--- EXERCISE MATERIAL ---
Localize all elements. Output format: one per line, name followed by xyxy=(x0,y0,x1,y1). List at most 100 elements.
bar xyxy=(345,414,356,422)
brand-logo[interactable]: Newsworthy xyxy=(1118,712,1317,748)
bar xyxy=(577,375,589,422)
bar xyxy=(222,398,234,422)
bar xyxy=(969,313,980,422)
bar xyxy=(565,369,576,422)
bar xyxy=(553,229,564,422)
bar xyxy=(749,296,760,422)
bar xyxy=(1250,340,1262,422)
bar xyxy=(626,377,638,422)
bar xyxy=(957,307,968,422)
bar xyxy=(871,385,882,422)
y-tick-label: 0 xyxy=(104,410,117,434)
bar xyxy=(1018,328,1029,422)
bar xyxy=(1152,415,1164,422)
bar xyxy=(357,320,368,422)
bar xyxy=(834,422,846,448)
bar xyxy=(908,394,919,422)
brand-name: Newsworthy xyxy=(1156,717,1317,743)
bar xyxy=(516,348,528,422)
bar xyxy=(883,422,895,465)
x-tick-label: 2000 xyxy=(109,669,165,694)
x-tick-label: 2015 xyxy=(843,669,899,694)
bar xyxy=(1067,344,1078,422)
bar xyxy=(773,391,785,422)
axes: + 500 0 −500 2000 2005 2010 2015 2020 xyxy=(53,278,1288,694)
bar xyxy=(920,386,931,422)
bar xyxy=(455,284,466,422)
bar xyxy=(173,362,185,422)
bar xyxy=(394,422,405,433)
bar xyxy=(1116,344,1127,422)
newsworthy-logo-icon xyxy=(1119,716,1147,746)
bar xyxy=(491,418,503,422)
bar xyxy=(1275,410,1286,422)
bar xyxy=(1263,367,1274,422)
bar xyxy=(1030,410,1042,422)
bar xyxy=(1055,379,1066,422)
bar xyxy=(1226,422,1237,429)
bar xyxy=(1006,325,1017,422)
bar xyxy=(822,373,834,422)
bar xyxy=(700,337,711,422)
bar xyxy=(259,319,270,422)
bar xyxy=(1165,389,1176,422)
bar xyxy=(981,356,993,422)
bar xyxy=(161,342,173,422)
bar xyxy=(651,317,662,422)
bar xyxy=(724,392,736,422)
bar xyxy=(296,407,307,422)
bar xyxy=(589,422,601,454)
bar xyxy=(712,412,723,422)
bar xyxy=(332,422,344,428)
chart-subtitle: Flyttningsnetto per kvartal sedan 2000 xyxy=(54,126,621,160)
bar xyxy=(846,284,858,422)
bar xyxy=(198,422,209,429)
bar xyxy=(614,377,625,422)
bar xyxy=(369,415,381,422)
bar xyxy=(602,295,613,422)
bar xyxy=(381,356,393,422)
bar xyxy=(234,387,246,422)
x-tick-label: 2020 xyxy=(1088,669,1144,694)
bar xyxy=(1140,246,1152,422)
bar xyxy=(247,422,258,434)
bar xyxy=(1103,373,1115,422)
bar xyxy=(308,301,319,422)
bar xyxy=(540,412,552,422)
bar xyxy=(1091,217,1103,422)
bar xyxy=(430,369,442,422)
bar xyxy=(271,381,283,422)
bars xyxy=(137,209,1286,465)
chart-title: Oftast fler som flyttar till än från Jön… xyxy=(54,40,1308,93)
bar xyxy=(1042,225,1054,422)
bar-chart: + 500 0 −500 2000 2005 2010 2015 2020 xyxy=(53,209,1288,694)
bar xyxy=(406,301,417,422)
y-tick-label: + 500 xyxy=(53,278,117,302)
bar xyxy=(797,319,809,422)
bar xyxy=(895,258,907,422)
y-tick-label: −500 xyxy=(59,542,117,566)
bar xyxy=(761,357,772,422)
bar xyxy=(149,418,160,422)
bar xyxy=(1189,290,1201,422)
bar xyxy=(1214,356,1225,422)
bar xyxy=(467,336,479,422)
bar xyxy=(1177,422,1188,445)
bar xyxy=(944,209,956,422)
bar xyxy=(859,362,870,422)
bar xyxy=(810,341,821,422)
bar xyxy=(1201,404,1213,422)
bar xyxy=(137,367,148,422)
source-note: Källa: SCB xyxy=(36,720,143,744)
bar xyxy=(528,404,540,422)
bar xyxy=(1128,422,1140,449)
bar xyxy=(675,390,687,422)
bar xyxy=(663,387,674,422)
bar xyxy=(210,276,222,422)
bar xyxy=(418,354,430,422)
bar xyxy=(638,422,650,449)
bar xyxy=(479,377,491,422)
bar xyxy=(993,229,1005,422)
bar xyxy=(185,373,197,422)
---
- PROBLEM STATEMENT -
Rewrite the data above with every "y-tick-label" replaced by "y-axis-label", changing nothing else.

- ANSWER BELOW -
Localize all elements. Output format: one per line, name followed by xyxy=(x0,y0,x1,y1). List at most 100 elements.
bar xyxy=(345,414,356,422)
brand-logo[interactable]: Newsworthy xyxy=(1118,712,1317,748)
bar xyxy=(577,375,589,422)
bar xyxy=(222,398,234,422)
bar xyxy=(969,313,980,422)
bar xyxy=(565,369,576,422)
bar xyxy=(553,229,564,422)
bar xyxy=(749,296,760,422)
bar xyxy=(1250,340,1262,422)
bar xyxy=(626,377,638,422)
bar xyxy=(957,307,968,422)
bar xyxy=(871,385,882,422)
y-axis-label: 0 xyxy=(104,410,117,434)
bar xyxy=(1018,328,1029,422)
bar xyxy=(1152,415,1164,422)
bar xyxy=(357,320,368,422)
bar xyxy=(834,422,846,448)
bar xyxy=(908,394,919,422)
brand-name: Newsworthy xyxy=(1156,717,1317,743)
bar xyxy=(516,348,528,422)
bar xyxy=(883,422,895,465)
x-tick-label: 2000 xyxy=(109,669,165,694)
x-tick-label: 2015 xyxy=(843,669,899,694)
bar xyxy=(1067,344,1078,422)
bar xyxy=(773,391,785,422)
axes: + 500 0 −500 2000 2005 2010 2015 2020 xyxy=(53,278,1288,694)
bar xyxy=(920,386,931,422)
bar xyxy=(455,284,466,422)
bar xyxy=(173,362,185,422)
bar xyxy=(394,422,405,433)
bar xyxy=(1116,344,1127,422)
newsworthy-logo-icon xyxy=(1119,716,1147,746)
bar xyxy=(491,418,503,422)
bar xyxy=(1275,410,1286,422)
bar xyxy=(1263,367,1274,422)
bar xyxy=(1030,410,1042,422)
bar xyxy=(1055,379,1066,422)
bar xyxy=(1226,422,1237,429)
bar xyxy=(1006,325,1017,422)
bar xyxy=(822,373,834,422)
bar xyxy=(700,337,711,422)
bar xyxy=(259,319,270,422)
bar xyxy=(1165,389,1176,422)
bar xyxy=(981,356,993,422)
bar xyxy=(161,342,173,422)
bar xyxy=(651,317,662,422)
bar xyxy=(724,392,736,422)
bar xyxy=(296,407,307,422)
bar xyxy=(589,422,601,454)
bar xyxy=(712,412,723,422)
bar xyxy=(332,422,344,428)
chart-subtitle: Flyttningsnetto per kvartal sedan 2000 xyxy=(54,126,621,160)
bar xyxy=(846,284,858,422)
bar xyxy=(198,422,209,429)
bar xyxy=(614,377,625,422)
bar xyxy=(369,415,381,422)
bar xyxy=(602,295,613,422)
bar xyxy=(381,356,393,422)
bar xyxy=(234,387,246,422)
x-tick-label: 2020 xyxy=(1088,669,1144,694)
bar xyxy=(1140,246,1152,422)
bar xyxy=(247,422,258,434)
bar xyxy=(1103,373,1115,422)
bar xyxy=(308,301,319,422)
bar xyxy=(540,412,552,422)
bar xyxy=(1091,217,1103,422)
bar xyxy=(430,369,442,422)
bar xyxy=(271,381,283,422)
bars xyxy=(137,209,1286,465)
chart-title: Oftast fler som flyttar till än från Jön… xyxy=(54,40,1308,93)
bar xyxy=(1042,225,1054,422)
bar-chart: + 500 0 −500 2000 2005 2010 2015 2020 xyxy=(53,209,1288,694)
bar xyxy=(406,301,417,422)
y-axis-label: + 500 xyxy=(53,278,117,302)
bar xyxy=(797,319,809,422)
bar xyxy=(895,258,907,422)
y-axis-label: −500 xyxy=(59,542,117,566)
bar xyxy=(761,357,772,422)
bar xyxy=(149,418,160,422)
bar xyxy=(1189,290,1201,422)
bar xyxy=(1214,356,1225,422)
bar xyxy=(467,336,479,422)
bar xyxy=(1177,422,1188,445)
bar xyxy=(944,209,956,422)
bar xyxy=(859,362,870,422)
bar xyxy=(810,341,821,422)
bar xyxy=(1201,404,1213,422)
bar xyxy=(137,367,148,422)
source-note: Källa: SCB xyxy=(36,720,143,744)
bar xyxy=(528,404,540,422)
bar xyxy=(1128,422,1140,449)
bar xyxy=(675,390,687,422)
bar xyxy=(663,387,674,422)
bar xyxy=(210,276,222,422)
bar xyxy=(418,354,430,422)
bar xyxy=(638,422,650,449)
bar xyxy=(479,377,491,422)
bar xyxy=(993,229,1005,422)
bar xyxy=(185,373,197,422)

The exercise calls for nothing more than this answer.